[Stored items from a collection]
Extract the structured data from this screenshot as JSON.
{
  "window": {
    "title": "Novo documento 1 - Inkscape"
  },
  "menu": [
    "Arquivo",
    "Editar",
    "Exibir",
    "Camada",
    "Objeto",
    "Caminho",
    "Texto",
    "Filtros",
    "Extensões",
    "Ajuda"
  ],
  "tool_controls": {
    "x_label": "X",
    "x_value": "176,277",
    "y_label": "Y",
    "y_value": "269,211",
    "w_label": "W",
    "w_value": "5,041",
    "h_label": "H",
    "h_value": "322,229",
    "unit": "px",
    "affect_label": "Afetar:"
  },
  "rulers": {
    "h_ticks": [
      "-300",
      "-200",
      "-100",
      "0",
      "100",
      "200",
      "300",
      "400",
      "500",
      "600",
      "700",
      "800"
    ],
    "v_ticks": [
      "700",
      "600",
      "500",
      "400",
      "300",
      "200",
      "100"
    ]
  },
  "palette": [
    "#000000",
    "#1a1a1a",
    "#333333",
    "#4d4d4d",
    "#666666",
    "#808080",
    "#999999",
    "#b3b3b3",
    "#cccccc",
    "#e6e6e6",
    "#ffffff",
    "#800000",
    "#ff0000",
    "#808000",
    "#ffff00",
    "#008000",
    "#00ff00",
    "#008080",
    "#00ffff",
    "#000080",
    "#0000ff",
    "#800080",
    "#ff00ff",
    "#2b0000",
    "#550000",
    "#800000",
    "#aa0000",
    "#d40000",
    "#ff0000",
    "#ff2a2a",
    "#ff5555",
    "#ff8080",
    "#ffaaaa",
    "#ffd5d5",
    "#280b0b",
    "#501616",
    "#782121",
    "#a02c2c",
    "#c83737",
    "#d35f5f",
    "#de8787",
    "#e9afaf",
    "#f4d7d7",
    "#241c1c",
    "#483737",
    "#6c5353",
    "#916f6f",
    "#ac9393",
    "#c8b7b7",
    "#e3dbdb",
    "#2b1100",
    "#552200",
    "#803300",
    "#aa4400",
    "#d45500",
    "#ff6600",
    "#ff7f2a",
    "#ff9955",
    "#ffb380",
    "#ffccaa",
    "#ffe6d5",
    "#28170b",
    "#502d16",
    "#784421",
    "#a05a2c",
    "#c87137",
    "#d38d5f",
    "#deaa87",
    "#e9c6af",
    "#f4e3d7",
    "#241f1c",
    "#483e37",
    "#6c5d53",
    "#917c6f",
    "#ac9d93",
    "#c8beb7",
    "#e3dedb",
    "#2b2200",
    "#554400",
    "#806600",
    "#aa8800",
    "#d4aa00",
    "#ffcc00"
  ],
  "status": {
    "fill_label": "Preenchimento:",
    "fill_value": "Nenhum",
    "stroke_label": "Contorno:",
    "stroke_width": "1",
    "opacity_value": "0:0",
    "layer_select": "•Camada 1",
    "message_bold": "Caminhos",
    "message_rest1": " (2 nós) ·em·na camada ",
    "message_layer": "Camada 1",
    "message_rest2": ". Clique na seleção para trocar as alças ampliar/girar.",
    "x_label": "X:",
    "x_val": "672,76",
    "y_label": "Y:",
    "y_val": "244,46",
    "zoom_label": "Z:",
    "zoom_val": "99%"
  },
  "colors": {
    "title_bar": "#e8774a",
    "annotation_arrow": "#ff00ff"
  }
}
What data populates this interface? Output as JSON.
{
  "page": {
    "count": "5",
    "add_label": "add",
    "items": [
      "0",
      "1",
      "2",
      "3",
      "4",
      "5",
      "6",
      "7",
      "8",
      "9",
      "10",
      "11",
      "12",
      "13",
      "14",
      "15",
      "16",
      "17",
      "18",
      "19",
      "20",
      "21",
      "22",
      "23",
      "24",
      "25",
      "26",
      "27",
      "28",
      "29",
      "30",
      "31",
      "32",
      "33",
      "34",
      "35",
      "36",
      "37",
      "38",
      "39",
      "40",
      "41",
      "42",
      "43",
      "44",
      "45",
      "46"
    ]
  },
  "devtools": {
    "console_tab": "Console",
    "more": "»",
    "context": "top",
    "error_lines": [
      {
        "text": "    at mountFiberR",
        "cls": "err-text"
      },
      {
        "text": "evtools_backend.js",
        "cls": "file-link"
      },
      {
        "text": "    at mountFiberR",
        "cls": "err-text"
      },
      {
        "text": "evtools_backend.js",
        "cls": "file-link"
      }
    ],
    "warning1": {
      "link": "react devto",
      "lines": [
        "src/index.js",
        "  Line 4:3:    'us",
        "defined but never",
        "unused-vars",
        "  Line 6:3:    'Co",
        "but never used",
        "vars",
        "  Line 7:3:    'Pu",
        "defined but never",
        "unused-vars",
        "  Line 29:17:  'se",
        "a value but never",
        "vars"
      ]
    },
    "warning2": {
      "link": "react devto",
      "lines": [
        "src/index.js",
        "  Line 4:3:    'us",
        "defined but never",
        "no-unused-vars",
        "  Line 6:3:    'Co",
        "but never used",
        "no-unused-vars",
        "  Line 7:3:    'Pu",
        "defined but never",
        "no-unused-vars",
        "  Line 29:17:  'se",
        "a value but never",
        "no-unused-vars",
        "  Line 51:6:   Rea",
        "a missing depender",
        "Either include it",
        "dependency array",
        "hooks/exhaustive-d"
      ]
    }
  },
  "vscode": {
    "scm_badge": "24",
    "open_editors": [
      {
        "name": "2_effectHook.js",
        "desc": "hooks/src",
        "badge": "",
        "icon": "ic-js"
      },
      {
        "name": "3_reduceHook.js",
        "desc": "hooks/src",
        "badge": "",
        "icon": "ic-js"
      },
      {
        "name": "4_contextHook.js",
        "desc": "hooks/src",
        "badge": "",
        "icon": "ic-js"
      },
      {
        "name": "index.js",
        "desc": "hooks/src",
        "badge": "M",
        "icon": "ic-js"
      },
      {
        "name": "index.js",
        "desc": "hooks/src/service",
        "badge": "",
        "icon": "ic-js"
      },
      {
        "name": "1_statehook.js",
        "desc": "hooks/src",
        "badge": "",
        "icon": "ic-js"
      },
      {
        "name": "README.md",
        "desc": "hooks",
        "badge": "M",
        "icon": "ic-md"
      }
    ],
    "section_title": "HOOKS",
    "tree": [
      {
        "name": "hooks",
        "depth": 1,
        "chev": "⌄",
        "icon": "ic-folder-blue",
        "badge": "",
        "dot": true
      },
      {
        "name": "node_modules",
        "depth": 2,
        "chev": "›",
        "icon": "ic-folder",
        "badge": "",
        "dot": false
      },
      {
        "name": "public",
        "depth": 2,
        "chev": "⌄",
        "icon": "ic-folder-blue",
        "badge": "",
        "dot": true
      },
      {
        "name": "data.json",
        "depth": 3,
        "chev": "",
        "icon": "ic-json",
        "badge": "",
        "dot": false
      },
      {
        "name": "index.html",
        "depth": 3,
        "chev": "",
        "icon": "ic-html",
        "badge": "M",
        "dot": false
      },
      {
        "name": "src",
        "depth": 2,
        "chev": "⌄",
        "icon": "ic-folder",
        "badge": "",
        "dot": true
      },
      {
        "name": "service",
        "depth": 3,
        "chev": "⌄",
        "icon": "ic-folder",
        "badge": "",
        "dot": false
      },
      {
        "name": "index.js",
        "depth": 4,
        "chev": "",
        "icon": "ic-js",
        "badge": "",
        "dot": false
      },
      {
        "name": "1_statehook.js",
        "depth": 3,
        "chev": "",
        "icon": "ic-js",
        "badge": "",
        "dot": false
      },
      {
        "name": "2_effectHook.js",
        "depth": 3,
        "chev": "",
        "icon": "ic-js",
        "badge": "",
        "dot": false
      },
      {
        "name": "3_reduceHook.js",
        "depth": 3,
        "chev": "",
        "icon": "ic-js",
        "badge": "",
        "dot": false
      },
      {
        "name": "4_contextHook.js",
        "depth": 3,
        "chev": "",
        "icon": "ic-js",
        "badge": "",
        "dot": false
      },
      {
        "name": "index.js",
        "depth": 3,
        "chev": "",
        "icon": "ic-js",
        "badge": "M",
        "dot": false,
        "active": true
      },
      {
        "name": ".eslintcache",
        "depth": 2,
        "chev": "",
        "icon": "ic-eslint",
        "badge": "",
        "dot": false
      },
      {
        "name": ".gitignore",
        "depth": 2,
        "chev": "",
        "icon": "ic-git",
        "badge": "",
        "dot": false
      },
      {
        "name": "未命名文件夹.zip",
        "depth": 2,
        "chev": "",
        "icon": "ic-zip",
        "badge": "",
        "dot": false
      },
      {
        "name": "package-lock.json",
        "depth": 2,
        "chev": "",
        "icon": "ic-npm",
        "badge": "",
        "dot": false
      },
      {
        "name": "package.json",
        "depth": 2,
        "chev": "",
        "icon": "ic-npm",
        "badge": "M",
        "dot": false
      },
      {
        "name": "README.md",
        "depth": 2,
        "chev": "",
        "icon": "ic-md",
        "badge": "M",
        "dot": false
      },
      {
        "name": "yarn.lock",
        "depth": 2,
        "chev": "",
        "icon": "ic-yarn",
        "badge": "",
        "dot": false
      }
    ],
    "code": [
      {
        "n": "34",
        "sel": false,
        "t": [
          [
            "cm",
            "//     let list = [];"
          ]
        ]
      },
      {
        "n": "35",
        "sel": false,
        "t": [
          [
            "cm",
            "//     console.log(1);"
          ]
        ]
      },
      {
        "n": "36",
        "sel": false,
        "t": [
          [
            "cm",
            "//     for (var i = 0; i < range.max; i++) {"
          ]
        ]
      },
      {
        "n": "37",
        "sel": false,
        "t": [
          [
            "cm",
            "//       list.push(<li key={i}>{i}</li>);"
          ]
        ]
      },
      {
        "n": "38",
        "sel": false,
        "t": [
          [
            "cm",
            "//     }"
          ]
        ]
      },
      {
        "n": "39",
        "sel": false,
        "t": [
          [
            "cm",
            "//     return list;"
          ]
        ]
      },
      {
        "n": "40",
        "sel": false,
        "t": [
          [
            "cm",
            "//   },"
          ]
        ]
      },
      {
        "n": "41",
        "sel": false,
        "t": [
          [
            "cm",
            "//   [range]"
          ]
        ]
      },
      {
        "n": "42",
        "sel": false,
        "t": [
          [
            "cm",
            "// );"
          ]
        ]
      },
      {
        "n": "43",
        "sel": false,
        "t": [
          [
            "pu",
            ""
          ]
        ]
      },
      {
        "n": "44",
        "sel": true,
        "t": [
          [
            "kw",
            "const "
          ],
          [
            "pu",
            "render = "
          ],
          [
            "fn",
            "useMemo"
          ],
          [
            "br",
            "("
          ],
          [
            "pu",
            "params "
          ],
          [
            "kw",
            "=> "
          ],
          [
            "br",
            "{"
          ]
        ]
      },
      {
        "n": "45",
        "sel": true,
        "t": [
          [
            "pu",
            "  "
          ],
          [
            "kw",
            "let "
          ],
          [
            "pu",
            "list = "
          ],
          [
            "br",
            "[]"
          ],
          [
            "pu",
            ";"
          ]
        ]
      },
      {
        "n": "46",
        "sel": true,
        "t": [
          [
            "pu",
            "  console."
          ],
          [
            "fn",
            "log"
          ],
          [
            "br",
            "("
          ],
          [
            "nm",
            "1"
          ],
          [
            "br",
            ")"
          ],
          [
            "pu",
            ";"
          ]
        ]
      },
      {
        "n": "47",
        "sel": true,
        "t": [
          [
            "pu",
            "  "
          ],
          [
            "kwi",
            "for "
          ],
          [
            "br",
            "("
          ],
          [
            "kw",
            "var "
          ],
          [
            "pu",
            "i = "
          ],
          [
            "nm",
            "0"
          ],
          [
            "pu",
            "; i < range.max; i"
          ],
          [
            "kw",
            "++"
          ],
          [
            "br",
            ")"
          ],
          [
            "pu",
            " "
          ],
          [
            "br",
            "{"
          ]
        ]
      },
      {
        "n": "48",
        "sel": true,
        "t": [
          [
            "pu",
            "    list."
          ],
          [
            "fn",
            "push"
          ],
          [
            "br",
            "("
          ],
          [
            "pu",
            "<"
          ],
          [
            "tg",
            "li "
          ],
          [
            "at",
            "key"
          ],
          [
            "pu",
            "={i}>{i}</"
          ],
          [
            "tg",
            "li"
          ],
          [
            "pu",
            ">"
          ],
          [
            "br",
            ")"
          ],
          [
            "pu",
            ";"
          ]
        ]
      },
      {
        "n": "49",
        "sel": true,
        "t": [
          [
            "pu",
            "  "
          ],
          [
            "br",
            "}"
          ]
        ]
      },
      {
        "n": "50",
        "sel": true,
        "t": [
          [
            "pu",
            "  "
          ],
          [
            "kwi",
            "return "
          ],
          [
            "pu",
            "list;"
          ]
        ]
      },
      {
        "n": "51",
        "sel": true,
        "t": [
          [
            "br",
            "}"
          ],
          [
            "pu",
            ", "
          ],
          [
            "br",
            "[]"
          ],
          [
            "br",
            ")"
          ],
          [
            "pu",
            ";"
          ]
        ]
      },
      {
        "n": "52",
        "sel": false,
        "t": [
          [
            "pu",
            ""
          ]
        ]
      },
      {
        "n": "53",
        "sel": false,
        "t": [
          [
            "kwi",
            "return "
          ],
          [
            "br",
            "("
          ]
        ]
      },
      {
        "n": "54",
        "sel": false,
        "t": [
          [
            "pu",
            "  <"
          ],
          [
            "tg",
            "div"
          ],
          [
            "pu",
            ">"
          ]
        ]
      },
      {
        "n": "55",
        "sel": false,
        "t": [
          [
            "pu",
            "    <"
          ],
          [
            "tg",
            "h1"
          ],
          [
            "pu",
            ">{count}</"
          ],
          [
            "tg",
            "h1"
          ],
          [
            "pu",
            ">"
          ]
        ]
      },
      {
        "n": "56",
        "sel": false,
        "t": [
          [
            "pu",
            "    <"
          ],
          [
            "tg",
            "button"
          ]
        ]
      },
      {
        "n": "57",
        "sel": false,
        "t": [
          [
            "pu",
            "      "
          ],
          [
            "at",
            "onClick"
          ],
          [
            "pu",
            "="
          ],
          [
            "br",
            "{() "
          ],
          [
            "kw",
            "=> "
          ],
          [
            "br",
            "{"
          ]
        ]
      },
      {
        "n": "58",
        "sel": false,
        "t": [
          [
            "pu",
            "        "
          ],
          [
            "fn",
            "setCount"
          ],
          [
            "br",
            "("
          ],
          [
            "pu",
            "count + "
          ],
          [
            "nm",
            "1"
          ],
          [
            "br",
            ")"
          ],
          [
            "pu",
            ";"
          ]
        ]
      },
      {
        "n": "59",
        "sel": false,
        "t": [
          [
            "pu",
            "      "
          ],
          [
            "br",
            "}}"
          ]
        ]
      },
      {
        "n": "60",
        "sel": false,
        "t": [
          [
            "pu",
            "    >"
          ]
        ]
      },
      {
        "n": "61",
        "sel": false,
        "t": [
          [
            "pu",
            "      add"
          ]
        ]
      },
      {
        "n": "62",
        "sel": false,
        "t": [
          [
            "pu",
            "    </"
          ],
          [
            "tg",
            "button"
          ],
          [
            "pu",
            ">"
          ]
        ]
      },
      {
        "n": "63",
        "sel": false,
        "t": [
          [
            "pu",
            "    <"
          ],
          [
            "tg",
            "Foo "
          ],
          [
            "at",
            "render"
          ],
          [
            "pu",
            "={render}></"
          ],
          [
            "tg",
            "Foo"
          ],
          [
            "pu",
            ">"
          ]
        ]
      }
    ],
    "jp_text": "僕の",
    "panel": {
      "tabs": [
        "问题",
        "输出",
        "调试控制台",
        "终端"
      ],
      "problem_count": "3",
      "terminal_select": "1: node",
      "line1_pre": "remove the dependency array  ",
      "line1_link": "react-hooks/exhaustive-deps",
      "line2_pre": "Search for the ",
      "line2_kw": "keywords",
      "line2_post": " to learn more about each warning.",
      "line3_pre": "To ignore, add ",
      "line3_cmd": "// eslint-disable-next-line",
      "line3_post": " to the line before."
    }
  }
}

### [What to work on]
Find the word "data" in the entries above and gather every line that holds it.

### [Reply to the exercise]
Extract the structured data from this screenshot as JSON.
What data populates this interface? Output as JSON.
        "name": "data.json",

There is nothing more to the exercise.